**Exercise objective:** From the passage below on poverty among Philippine coconut farmers, extract word for word the stretch starting with "To overcome the" and going on through "and hinterland regions.".

**Page extract:**

-=-=-=-=-

While mobile agriculture is slowly catching on in the Philippines—the Department of Agriculture, for example, released two mobile applications last year aimed at disseminating agricultural information to farmers — its potential as a tool against poverty is just being tested.

To overcome the entrenched poverty of Filipino coconut farmers, several challenges must be addressed. First is low productivity: farm-holdings are passed down from generation to generation and agricultural practices are inherited; the propensity to adopt more optimal techniques is low even though they may receive training. Second is the lack of access to financial services and to larger markets, especially for farmers in mountainous and hinterland regions.

Third is the often devastating effects of extreme weather and climate-related pest and disease outbreaks. In 2013, Typhoon Haiyan wiped out 33 million coconut trees in the Philippines, destroying the livelihoods of one million families; three years later, one of the strongest El Ninos struck, causing droughts that dramatically reduced yields and spread hunger among farmers. And, in 2014, the Coconut Scale Insect, commonly known as “Cocolisap,” infested more than a million coconut trees around Central Luzon.

-=-=-=-=-

**Stored items:**
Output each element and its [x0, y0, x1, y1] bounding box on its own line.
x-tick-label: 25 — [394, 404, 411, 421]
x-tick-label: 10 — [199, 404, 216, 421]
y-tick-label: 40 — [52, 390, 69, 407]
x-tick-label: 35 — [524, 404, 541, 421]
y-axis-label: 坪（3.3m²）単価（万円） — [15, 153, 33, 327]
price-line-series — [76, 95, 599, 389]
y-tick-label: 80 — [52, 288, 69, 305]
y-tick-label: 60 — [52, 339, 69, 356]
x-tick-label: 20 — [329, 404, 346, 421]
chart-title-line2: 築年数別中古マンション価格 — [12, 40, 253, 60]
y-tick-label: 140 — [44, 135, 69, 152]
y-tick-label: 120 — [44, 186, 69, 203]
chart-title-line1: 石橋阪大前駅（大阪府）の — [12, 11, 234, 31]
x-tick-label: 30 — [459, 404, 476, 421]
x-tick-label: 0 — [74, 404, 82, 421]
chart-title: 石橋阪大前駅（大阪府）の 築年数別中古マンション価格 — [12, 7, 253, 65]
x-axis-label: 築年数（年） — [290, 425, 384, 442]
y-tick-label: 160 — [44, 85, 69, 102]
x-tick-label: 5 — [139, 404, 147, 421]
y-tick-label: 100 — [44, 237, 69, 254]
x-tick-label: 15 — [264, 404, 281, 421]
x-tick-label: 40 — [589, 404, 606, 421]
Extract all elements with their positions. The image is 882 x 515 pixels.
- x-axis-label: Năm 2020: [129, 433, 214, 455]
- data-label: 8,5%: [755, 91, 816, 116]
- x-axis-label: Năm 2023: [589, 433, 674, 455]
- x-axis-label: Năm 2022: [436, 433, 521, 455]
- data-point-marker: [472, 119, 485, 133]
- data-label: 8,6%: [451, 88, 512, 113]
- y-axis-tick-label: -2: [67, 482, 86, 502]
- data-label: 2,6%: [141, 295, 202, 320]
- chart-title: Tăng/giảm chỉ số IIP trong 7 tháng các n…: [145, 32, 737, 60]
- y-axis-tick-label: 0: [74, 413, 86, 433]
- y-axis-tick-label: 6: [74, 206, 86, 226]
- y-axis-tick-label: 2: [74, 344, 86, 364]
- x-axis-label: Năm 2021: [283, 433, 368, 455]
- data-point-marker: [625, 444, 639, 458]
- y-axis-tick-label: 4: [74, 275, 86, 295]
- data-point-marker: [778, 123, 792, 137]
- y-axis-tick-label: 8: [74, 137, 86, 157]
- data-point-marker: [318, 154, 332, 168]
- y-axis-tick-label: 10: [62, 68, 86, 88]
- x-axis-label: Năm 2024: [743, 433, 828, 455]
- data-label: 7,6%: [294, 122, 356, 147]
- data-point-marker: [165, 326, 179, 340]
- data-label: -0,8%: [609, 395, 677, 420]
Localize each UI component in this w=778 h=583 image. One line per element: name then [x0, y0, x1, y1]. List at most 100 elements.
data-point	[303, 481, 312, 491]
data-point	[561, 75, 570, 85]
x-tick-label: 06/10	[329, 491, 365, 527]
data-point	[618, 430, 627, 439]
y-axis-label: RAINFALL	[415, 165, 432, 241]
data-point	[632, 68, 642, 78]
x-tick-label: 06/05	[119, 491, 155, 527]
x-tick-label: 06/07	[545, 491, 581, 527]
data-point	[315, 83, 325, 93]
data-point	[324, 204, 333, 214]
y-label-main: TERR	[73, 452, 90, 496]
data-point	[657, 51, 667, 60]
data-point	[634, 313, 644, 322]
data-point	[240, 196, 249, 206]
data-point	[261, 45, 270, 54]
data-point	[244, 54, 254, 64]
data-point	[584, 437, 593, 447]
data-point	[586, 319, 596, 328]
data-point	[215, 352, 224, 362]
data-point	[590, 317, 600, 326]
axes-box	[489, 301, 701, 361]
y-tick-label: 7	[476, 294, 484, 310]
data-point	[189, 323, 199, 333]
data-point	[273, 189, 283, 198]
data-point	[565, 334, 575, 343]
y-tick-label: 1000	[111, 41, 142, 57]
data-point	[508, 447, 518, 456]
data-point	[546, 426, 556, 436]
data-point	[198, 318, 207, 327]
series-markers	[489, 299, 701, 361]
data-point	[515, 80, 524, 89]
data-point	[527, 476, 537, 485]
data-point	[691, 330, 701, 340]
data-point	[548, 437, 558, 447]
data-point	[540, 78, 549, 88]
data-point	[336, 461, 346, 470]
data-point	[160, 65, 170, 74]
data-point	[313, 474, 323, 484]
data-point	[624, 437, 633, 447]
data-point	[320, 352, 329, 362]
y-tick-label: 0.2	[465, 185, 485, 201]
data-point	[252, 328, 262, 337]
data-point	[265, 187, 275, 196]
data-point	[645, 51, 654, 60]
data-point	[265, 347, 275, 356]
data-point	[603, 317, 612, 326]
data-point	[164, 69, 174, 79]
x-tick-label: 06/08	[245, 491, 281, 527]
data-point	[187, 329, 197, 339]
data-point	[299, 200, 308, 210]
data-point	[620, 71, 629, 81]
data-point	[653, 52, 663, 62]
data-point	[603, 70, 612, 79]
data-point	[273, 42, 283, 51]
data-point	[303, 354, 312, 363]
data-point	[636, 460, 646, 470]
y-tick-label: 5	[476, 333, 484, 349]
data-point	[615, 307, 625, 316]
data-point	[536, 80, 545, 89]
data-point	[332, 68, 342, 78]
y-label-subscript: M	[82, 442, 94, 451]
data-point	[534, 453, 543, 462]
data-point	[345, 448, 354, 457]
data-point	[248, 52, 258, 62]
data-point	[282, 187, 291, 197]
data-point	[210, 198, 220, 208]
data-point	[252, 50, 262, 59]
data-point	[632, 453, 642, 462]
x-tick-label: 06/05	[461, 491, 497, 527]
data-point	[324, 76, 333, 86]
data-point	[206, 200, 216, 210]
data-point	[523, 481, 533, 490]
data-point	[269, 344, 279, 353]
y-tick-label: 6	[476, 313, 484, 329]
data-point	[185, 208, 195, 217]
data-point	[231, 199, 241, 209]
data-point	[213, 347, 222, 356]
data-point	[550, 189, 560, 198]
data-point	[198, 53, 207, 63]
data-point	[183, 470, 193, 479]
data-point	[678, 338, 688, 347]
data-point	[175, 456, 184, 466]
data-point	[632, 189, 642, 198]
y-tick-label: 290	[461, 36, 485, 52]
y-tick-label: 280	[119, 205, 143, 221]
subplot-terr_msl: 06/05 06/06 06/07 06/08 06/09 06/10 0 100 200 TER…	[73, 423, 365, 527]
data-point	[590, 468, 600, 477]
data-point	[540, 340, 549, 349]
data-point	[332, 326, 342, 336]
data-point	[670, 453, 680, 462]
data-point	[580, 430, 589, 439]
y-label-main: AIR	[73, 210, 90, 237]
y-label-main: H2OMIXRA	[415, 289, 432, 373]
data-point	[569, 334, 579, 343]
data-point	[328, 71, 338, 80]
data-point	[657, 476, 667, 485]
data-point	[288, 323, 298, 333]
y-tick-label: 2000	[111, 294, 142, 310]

-=-=-=-=-

**Solution for this exercise:**
To overcome the entrenched poverty of Filipino coconut farmers, several challenges must be addressed. First is low productivity: farm-holdings are passed down from generation to generation and agricultural practices are inherited; the propensity to adopt more optimal techniques is low even though they may receive training. Second is the lack of access to financial services and to larger markets, especially for farmers in mountainous and hinterland regions.